The only thing I don't like about this boat is that it can have some hull slap at times. The chine in the bow is above the waterline. If there is not enough weight in the bow, a light ripple will create some slap. Also if your stern is facing the wind and chop, the tunnel will create some slap.


----------



## BudT (Jun 29, 2018)

Not sure where you are in Texas, but if you are in SE area, Beaumont I know there is at least one Heron 16 you could probably look at. If so, I'm sure the people at Saltmarsh could put you in touch with the guy. All I have to add is the people I know of that have them, love them, and everyone speaks well of the crew that makes them happen, good luck.


----------



## AZ_squid (Mar 14, 2018)

Lagoonnewb said:


> Another option would be the advent, it’s a 68in beam and I think would be a better option than the Shadowcast. I think the tiller/console debate is just a personal preference, I switched from a tiller to a console and probably wouldn’t go back, the added comfort for long trips is nice plus I don’t have as much weight forward and it’s more comfortable for the passenger also. Being that I strictly fly fish I don’t see the added weight as that much of a difference either so weigh out your options.

The tasks:
• A. In the boat thread, can you reproduce the stretch from "The only thing" through "happen, good luck.", swapping "slap" for "noise"?
• B. How would the boat thread go on after its last post? Write the next part.

Given information:

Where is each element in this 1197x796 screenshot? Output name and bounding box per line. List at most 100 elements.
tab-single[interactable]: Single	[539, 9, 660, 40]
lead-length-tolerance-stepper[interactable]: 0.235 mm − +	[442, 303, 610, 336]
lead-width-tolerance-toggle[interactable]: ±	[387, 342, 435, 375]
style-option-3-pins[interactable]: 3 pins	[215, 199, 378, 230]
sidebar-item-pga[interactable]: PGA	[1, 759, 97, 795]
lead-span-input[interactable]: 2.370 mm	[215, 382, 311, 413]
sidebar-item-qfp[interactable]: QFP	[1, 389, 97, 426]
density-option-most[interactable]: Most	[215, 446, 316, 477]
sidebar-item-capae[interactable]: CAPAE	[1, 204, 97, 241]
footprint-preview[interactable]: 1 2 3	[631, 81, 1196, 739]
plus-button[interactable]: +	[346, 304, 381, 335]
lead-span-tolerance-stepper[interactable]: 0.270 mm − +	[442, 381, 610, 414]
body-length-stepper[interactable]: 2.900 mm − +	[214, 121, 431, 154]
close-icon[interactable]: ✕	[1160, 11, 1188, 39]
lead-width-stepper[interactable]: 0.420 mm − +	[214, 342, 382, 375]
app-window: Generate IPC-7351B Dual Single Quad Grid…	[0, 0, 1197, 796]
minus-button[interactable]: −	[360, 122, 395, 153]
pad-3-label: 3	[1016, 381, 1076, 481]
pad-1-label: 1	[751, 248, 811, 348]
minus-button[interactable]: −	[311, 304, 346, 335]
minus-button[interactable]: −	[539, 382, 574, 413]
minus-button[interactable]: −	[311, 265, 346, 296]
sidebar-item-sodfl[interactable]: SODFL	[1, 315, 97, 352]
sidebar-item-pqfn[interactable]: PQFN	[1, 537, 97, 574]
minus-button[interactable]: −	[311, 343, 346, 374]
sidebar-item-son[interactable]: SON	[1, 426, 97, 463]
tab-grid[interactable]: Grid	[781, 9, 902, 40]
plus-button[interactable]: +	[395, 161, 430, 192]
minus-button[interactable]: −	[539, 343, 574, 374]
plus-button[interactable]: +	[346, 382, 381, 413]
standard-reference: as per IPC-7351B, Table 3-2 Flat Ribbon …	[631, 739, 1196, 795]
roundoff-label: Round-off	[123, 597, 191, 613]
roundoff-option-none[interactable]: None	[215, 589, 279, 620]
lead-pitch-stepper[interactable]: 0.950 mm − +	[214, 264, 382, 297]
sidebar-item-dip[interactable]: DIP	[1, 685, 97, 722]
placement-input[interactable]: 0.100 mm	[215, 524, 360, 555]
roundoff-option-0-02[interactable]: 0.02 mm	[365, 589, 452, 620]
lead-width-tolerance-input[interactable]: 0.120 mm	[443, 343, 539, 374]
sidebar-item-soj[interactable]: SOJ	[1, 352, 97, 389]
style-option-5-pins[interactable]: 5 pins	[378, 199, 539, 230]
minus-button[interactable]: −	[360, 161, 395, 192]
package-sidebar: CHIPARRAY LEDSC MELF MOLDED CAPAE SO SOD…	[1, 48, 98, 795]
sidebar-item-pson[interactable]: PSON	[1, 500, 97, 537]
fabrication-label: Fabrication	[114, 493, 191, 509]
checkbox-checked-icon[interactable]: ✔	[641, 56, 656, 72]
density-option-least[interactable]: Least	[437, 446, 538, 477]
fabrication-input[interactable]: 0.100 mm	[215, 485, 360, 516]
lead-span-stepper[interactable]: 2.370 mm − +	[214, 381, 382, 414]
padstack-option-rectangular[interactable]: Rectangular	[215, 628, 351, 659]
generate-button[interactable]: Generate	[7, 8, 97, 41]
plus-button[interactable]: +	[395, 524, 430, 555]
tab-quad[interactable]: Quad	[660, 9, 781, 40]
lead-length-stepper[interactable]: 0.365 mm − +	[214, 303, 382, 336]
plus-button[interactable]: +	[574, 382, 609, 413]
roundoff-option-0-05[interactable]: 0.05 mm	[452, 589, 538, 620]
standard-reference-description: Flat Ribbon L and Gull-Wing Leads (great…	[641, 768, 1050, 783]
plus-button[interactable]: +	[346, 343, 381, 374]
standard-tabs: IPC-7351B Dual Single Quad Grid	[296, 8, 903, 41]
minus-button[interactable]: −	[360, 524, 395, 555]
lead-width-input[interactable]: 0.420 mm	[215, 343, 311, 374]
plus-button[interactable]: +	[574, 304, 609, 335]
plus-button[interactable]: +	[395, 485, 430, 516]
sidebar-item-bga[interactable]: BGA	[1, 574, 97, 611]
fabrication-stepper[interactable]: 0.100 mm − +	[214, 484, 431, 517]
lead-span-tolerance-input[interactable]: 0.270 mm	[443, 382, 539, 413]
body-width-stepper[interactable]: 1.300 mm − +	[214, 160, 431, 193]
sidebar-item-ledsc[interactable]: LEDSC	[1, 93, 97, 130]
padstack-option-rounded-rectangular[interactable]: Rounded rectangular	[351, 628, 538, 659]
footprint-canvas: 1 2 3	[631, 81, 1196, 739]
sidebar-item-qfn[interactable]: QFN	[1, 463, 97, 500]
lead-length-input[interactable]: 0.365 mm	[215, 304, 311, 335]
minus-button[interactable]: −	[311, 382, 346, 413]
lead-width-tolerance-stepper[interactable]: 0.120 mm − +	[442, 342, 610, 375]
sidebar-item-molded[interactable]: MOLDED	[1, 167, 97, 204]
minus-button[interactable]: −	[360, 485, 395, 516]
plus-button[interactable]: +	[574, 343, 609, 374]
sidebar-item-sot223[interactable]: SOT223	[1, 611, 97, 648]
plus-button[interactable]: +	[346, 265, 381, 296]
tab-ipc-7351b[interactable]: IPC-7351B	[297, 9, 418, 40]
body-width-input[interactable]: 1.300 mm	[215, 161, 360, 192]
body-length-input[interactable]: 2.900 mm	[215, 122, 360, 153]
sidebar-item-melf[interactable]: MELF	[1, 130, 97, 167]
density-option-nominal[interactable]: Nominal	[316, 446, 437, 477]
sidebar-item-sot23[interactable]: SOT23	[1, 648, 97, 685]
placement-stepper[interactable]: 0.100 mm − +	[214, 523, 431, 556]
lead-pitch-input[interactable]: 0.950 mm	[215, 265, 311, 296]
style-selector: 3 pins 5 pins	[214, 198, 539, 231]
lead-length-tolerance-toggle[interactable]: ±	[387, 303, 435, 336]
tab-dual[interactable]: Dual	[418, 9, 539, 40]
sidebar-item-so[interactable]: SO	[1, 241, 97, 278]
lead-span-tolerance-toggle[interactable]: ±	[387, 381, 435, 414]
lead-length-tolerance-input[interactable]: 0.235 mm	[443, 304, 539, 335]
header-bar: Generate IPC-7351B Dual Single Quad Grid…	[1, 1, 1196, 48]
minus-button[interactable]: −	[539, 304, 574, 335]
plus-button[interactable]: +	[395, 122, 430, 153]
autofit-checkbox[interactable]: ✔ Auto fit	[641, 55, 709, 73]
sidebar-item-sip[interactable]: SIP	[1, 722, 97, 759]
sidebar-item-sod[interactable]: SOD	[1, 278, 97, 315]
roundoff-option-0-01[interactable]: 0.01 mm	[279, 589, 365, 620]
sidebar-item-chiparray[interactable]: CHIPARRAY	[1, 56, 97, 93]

Results in order:
• A.
The only thing I don't like about this boat is that it can have some hull noise at times. The chine in the bow is above the waterline. If there is not enough weight in the bow, a light ripple will create some noise. Also if your stern is facing the wind and chop, the tunnel will create some noise.


----------



## BudT (Jun 29, 2018)

Not sure where you are in Texas, but if you are in SE area, Beaumont I know there is at least one Heron 16 you could probably look at. If so, I'm sure the people at Saltmarsh could put you in touch with the guy. All I have to add is the people I know of that have them, love them, and everyone speaks well of the crew that makes them happen, good luck.

• B.
> Your location will also play a role, if your crossing open water your going to want the extra freeboard that the shadowcast just doesn’t have compared to their other skiffs. The heron16 and advent are both 7inch boats with a normal load and fuel. Mine is powered with a 40hp Honda and I’m very happy with it, tohatsu might be the way to go but with a 50hp due to weight and the added power. Trim tabs are a must on every skiff especially for only a few hundred dollars extra.


Nice boat @Lagoonnewb !!


----------



## texasflats (Jul 11, 2017)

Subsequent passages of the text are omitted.